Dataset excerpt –
┄┄┄┄┄┄┄┄┄┄┄┄┄┄┄┄┄┄┄┄

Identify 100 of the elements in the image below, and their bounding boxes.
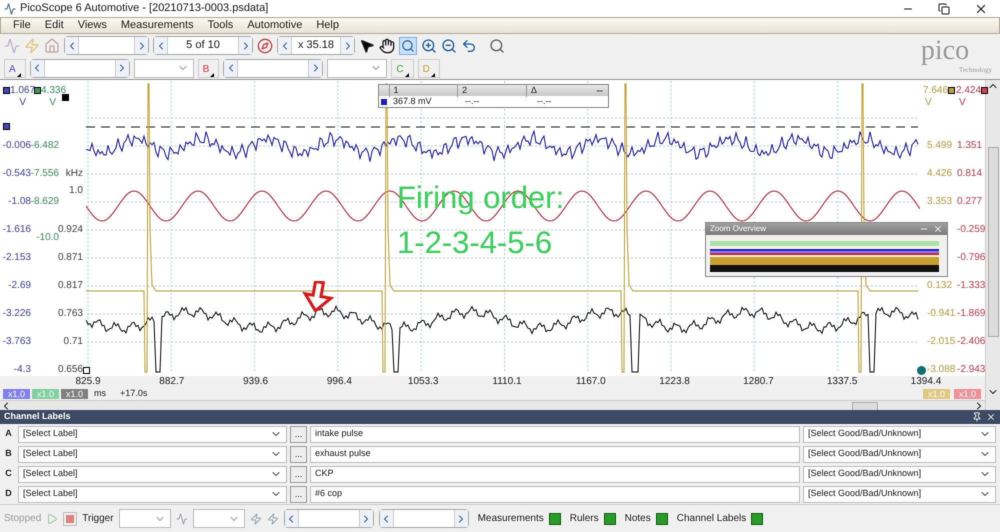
previous-button[interactable] — [30, 60, 45, 76]
panel-title: Zoom Overview — [710, 223, 766, 235]
compass-icon[interactable] — [257, 38, 273, 54]
spin-field[interactable] — [378, 509, 469, 528]
next-button[interactable] — [114, 60, 129, 76]
next-button[interactable] — [340, 37, 354, 54]
vertical-scrollbar[interactable] — [985, 80, 1000, 410]
toggle-button[interactable] — [656, 512, 668, 524]
axis-tick-label: -1.616 — [2, 223, 31, 237]
zoom-out-icon[interactable] — [441, 38, 457, 54]
status-dropdown[interactable]: [Select Good/Bad/Unknown] — [803, 446, 996, 462]
spin-field[interactable] — [284, 509, 374, 528]
toggle-button[interactable] — [548, 512, 561, 524]
axis-tick-label: -0.259 — [957, 223, 986, 237]
more-button[interactable]: ... — [290, 486, 307, 502]
status-dropdown[interactable]: [Select Good/Bad/Unknown] — [803, 426, 996, 442]
axis-tick-label: 1394.4 — [910, 376, 942, 388]
next-button[interactable] — [454, 510, 468, 527]
spin-value: x 35.18 — [298, 38, 334, 54]
range-field[interactable] — [223, 58, 324, 78]
toggle-button[interactable] — [751, 512, 764, 524]
toggle-label: Rulers — [570, 512, 599, 526]
zoom-factor-field[interactable]: x 35.18 — [277, 36, 355, 55]
axis-tick-label: 1223.8 — [658, 376, 691, 388]
next-button[interactable] — [308, 60, 322, 76]
dropdown-field[interactable] — [327, 58, 388, 78]
previous-button[interactable] — [380, 510, 394, 527]
more-button[interactable]: ... — [290, 426, 307, 442]
pointer-icon[interactable] — [359, 38, 375, 54]
menu-item[interactable]: Automotive — [247, 17, 302, 34]
next-button[interactable] — [134, 37, 148, 54]
buffer-navigator[interactable]: 5 of 10 — [153, 36, 253, 55]
axis-tick-label: 0.817 — [58, 279, 83, 293]
axis-tick-label: 825.9 — [74, 376, 102, 388]
status-dropdown[interactable]: [Select Good/Bad/Unknown] — [803, 466, 996, 482]
zoom-tool-button[interactable] — [399, 36, 417, 54]
ruler-handle-icon[interactable] — [917, 366, 926, 375]
menu-item[interactable]: Views — [78, 17, 107, 34]
note-field[interactable]: exhaust pulse — [310, 446, 800, 462]
axis-unit-label: V — [19, 96, 26, 110]
previous-button[interactable] — [278, 37, 292, 54]
axis-tick-label: -2.406 — [957, 335, 986, 349]
dropdown-field[interactable] — [192, 509, 245, 528]
scale-badge[interactable]: x1.0 — [61, 389, 88, 399]
menu-item[interactable]: Measurements — [120, 17, 194, 34]
horizontal-scrollbar[interactable] — [0, 400, 985, 411]
previous-button[interactable] — [65, 37, 79, 54]
scrollbar-thumb[interactable] — [988, 147, 998, 337]
note-field[interactable]: CKP — [310, 466, 800, 482]
axis-tick-label: -0.796 — [957, 251, 986, 265]
dropdown-field[interactable] — [118, 509, 171, 528]
menu-item[interactable]: Help — [316, 17, 339, 34]
trigger-marker-icon — [3, 123, 10, 130]
axis-tick-label: 0.277 — [957, 195, 982, 209]
label-dropdown[interactable]: [Select Label] — [18, 426, 287, 442]
axis-tick-label: -7.556 — [30, 167, 59, 181]
label-dropdown[interactable]: [Select Label] — [18, 466, 287, 482]
scrollbar-thumb[interactable] — [852, 402, 878, 410]
spin-field[interactable] — [64, 36, 149, 55]
axis-tick-label: 882.7 — [158, 376, 186, 388]
axis-max-label: 7.646 — [923, 84, 948, 98]
axis-tick-label: -2.943 — [957, 363, 986, 377]
restore-icon[interactable] — [938, 2, 950, 14]
previous-button[interactable] — [224, 60, 238, 76]
range-field[interactable] — [30, 58, 130, 78]
axis-tick-label: 1053.3 — [406, 376, 440, 388]
menu-item[interactable]: Tools — [208, 17, 234, 34]
close-icon[interactable] — [986, 412, 996, 422]
axis-max-label: 1.0 — [69, 184, 83, 198]
label-dropdown[interactable]: [Select Label] — [18, 446, 287, 462]
channel-marker-icon — [62, 94, 69, 101]
axis-tick-label: 1167.0 — [574, 376, 607, 388]
axis-tick-label: -1.333 — [957, 279, 986, 293]
menu-item[interactable]: Edit — [44, 17, 64, 34]
axis-tick-label: 1337.5 — [826, 376, 858, 388]
note-field[interactable]: intake pulse — [310, 426, 800, 442]
dropdown-field[interactable] — [134, 58, 194, 78]
zoom-fit-icon[interactable] — [489, 38, 505, 54]
note-field[interactable]: #6 cop — [310, 486, 800, 502]
label-dropdown[interactable]: [Select Label] — [18, 486, 287, 502]
channel-marker-icon — [3, 87, 10, 94]
next-button[interactable] — [358, 510, 373, 527]
previous-button[interactable] — [154, 37, 168, 54]
menu-item[interactable]: File — [13, 17, 31, 34]
pin-icon[interactable] — [972, 412, 982, 422]
previous-button[interactable] — [284, 510, 299, 527]
axis-tick-label: -2.153 — [2, 251, 31, 265]
stop-button[interactable] — [63, 512, 78, 526]
more-button[interactable]: ... — [290, 466, 307, 482]
status-dropdown[interactable]: [Select Good/Bad/Unknown] — [803, 486, 996, 502]
undo-icon[interactable] — [461, 38, 477, 54]
toggle-button[interactable] — [604, 512, 616, 524]
spin-value: 5 of 10 — [186, 38, 220, 54]
next-button[interactable] — [238, 37, 252, 54]
axis-tick-label: -0.543 — [2, 167, 31, 181]
hand-icon[interactable] — [379, 38, 395, 54]
axis-tick-label: -2.015 — [927, 335, 956, 349]
table-cell-text: 367.8 mV — [392, 94, 433, 108]
zoom-in-icon[interactable] — [421, 38, 437, 54]
more-button[interactable]: ... — [290, 446, 307, 462]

┄┄┄┄┄┄┄┄┄┄┄┄┄┄┄┄┄┄┄┄

EXERCISE PROMPT –
Reproduce every line above, substituting "rating-dropdown" for each occurrence of "status-dropdown" and keeping everything else unchanged. Omit the pictures from your reproduction.

OUTPUT OF THE TASK –
Identify 100 of the elements in the image below, and their bounding boxes.
previous-button[interactable] — [30, 60, 45, 76]
panel-title: Zoom Overview — [710, 223, 766, 235]
compass-icon[interactable] — [257, 38, 273, 54]
spin-field[interactable] — [378, 509, 469, 528]
next-button[interactable] — [114, 60, 129, 76]
next-button[interactable] — [340, 37, 354, 54]
vertical-scrollbar[interactable] — [985, 80, 1000, 410]
toggle-button[interactable] — [656, 512, 668, 524]
axis-tick-label: -1.616 — [2, 223, 31, 237]
zoom-out-icon[interactable] — [441, 38, 457, 54]
rating-dropdown[interactable]: [Select Good/Bad/Unknown] — [803, 446, 996, 462]
spin-field[interactable] — [284, 509, 374, 528]
toggle-button[interactable] — [548, 512, 561, 524]
axis-tick-label: -0.259 — [957, 223, 986, 237]
more-button[interactable]: ... — [290, 486, 307, 502]
rating-dropdown[interactable]: [Select Good/Bad/Unknown] — [803, 426, 996, 442]
axis-tick-label: 1394.4 — [910, 376, 942, 388]
next-button[interactable] — [454, 510, 468, 527]
spin-value: x 35.18 — [298, 38, 334, 54]
range-field[interactable] — [223, 58, 324, 78]
toggle-button[interactable] — [751, 512, 764, 524]
toggle-label: Rulers — [570, 512, 599, 526]
zoom-factor-field[interactable]: x 35.18 — [277, 36, 355, 55]
axis-tick-label: 1223.8 — [658, 376, 691, 388]
next-button[interactable] — [308, 60, 322, 76]
dropdown-field[interactable] — [327, 58, 388, 78]
previous-button[interactable] — [380, 510, 394, 527]
more-button[interactable]: ... — [290, 426, 307, 442]
pointer-icon[interactable] — [359, 38, 375, 54]
menu-item[interactable]: Automotive — [247, 17, 302, 34]
next-button[interactable] — [134, 37, 148, 54]
buffer-navigator[interactable]: 5 of 10 — [153, 36, 253, 55]
axis-tick-label: 0.817 — [58, 279, 83, 293]
axis-tick-label: 825.9 — [74, 376, 102, 388]
rating-dropdown[interactable]: [Select Good/Bad/Unknown] — [803, 466, 996, 482]
zoom-tool-button[interactable] — [399, 36, 417, 54]
ruler-handle-icon[interactable] — [917, 366, 926, 375]
menu-item[interactable]: Views — [78, 17, 107, 34]
note-field[interactable]: exhaust pulse — [310, 446, 800, 462]
axis-unit-label: V — [19, 96, 26, 110]
previous-button[interactable] — [278, 37, 292, 54]
axis-tick-label: -2.406 — [957, 335, 986, 349]
dropdown-field[interactable] — [192, 509, 245, 528]
scale-badge[interactable]: x1.0 — [61, 389, 88, 399]
menu-item[interactable]: Measurements — [120, 17, 194, 34]
horizontal-scrollbar[interactable] — [0, 400, 985, 411]
previous-button[interactable] — [65, 37, 79, 54]
scrollbar-thumb[interactable] — [988, 147, 998, 337]
note-field[interactable]: CKP — [310, 466, 800, 482]
axis-tick-label: -0.796 — [957, 251, 986, 265]
dropdown-field[interactable] — [118, 509, 171, 528]
menu-item[interactable]: Help — [316, 17, 339, 34]
trigger-marker-icon — [3, 123, 10, 130]
axis-tick-label: 0.277 — [957, 195, 982, 209]
label-dropdown[interactable]: [Select Label] — [18, 426, 287, 442]
axis-tick-label: -7.556 — [30, 167, 59, 181]
label-dropdown[interactable]: [Select Label] — [18, 466, 287, 482]
scrollbar-thumb[interactable] — [852, 402, 878, 410]
spin-field[interactable] — [64, 36, 149, 55]
axis-tick-label: 882.7 — [158, 376, 186, 388]
axis-max-label: 7.646 — [923, 84, 948, 98]
axis-tick-label: -2.943 — [957, 363, 986, 377]
restore-icon[interactable] — [938, 2, 950, 14]
previous-button[interactable] — [224, 60, 238, 76]
range-field[interactable] — [30, 58, 130, 78]
axis-tick-label: 1053.3 — [406, 376, 440, 388]
menu-item[interactable]: Tools — [208, 17, 234, 34]
close-icon[interactable] — [986, 412, 996, 422]
axis-max-label: 1.0 — [69, 184, 83, 198]
label-dropdown[interactable]: [Select Label] — [18, 446, 287, 462]
channel-marker-icon — [62, 94, 69, 101]
axis-tick-label: 1167.0 — [574, 376, 607, 388]
axis-tick-label: -1.333 — [957, 279, 986, 293]
menu-item[interactable]: Edit — [44, 17, 64, 34]
axis-tick-label: 1337.5 — [826, 376, 858, 388]
note-field[interactable]: intake pulse — [310, 426, 800, 442]
dropdown-field[interactable] — [134, 58, 194, 78]
zoom-fit-icon[interactable] — [489, 38, 505, 54]
note-field[interactable]: #6 cop — [310, 486, 800, 502]
label-dropdown[interactable]: [Select Label] — [18, 486, 287, 502]
channel-marker-icon — [3, 87, 10, 94]
next-button[interactable] — [358, 510, 373, 527]
previous-button[interactable] — [154, 37, 168, 54]
menu-item[interactable]: File — [13, 17, 31, 34]
pin-icon[interactable] — [972, 412, 982, 422]
previous-button[interactable] — [284, 510, 299, 527]
axis-tick-label: -2.153 — [2, 251, 31, 265]
stop-button[interactable] — [63, 512, 78, 526]
more-button[interactable]: ... — [290, 466, 307, 482]
rating-dropdown[interactable]: [Select Good/Bad/Unknown] — [803, 486, 996, 502]
undo-icon[interactable] — [461, 38, 477, 54]
toggle-button[interactable] — [604, 512, 616, 524]
spin-value: 5 of 10 — [186, 38, 220, 54]
next-button[interactable] — [238, 37, 252, 54]
axis-tick-label: -0.543 — [2, 167, 31, 181]
hand-icon[interactable] — [379, 38, 395, 54]
axis-tick-label: -2.015 — [927, 335, 956, 349]
table-cell-text: 367.8 mV — [392, 94, 433, 108]
zoom-in-icon[interactable] — [421, 38, 437, 54]
more-button[interactable]: ... — [290, 446, 307, 462]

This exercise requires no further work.